*TASK OBJECTIVE:*
Repeat each record below exactly, dropping the pictures.

*DATASET ENTRIES:*
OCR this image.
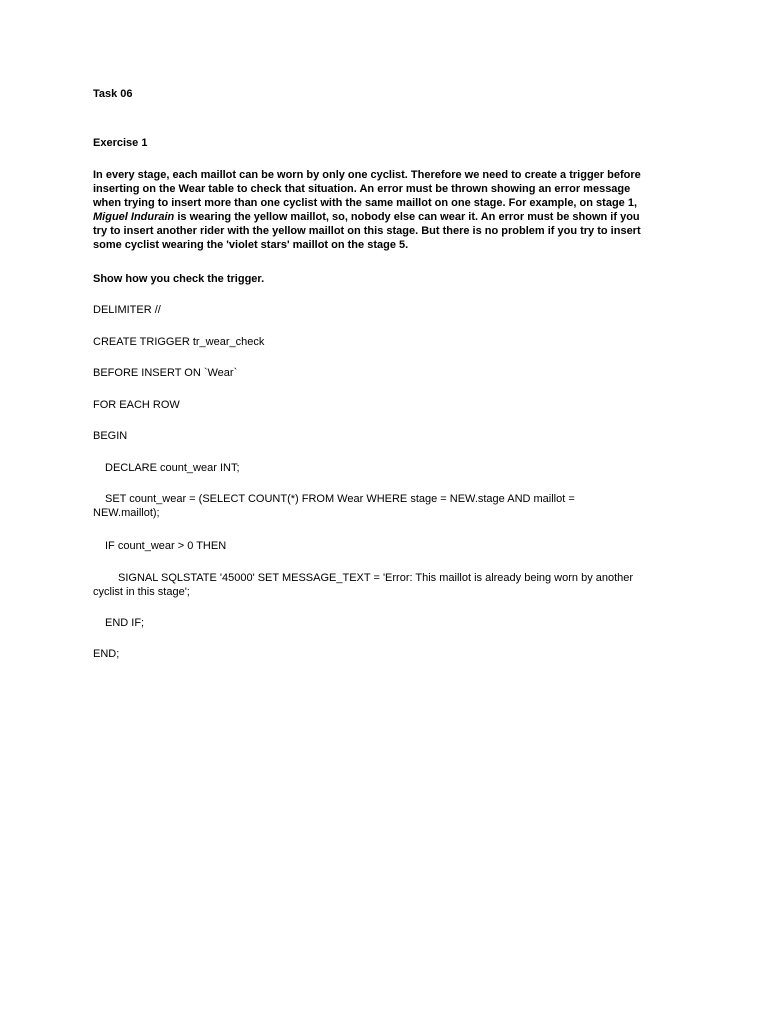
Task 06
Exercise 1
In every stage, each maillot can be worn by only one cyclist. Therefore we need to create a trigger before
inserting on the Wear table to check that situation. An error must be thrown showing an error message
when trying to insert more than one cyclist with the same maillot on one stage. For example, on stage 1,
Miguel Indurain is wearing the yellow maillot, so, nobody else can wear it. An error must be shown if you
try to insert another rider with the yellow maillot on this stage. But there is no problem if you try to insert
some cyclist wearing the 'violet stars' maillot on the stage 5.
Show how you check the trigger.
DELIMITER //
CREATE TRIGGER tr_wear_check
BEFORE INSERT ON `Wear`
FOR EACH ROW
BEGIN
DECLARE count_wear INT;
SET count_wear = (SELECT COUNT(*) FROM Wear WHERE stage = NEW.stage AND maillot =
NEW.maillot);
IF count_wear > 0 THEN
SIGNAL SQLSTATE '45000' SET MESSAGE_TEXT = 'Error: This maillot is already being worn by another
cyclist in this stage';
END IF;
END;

*WRITTEN ANSWER:*
OCR this image.
Task 06
Exercise 1
In every stage, each maillot can be worn by only one cyclist. Therefore we need to create a trigger before
inserting on the Wear table to check that situation. An error must be thrown showing an error message
when trying to insert more than one cyclist with the same maillot on one stage. For example, on stage 1,
Miguel Indurain is wearing the yellow maillot, so, nobody else can wear it. An error must be shown if you
try to insert another rider with the yellow maillot on this stage. But there is no problem if you try to insert
some cyclist wearing the 'violet stars' maillot on the stage 5.
Show how you check the trigger.
DELIMITER //
CREATE TRIGGER tr_wear_check
BEFORE INSERT ON `Wear`
FOR EACH ROW
BEGIN
DECLARE count_wear INT;
SET count_wear = (SELECT COUNT(*) FROM Wear WHERE stage = NEW.stage AND maillot =
NEW.maillot);
IF count_wear > 0 THEN
SIGNAL SQLSTATE '45000' SET MESSAGE_TEXT = 'Error: This maillot is already being worn by another
cyclist in this stage';
END IF;
END;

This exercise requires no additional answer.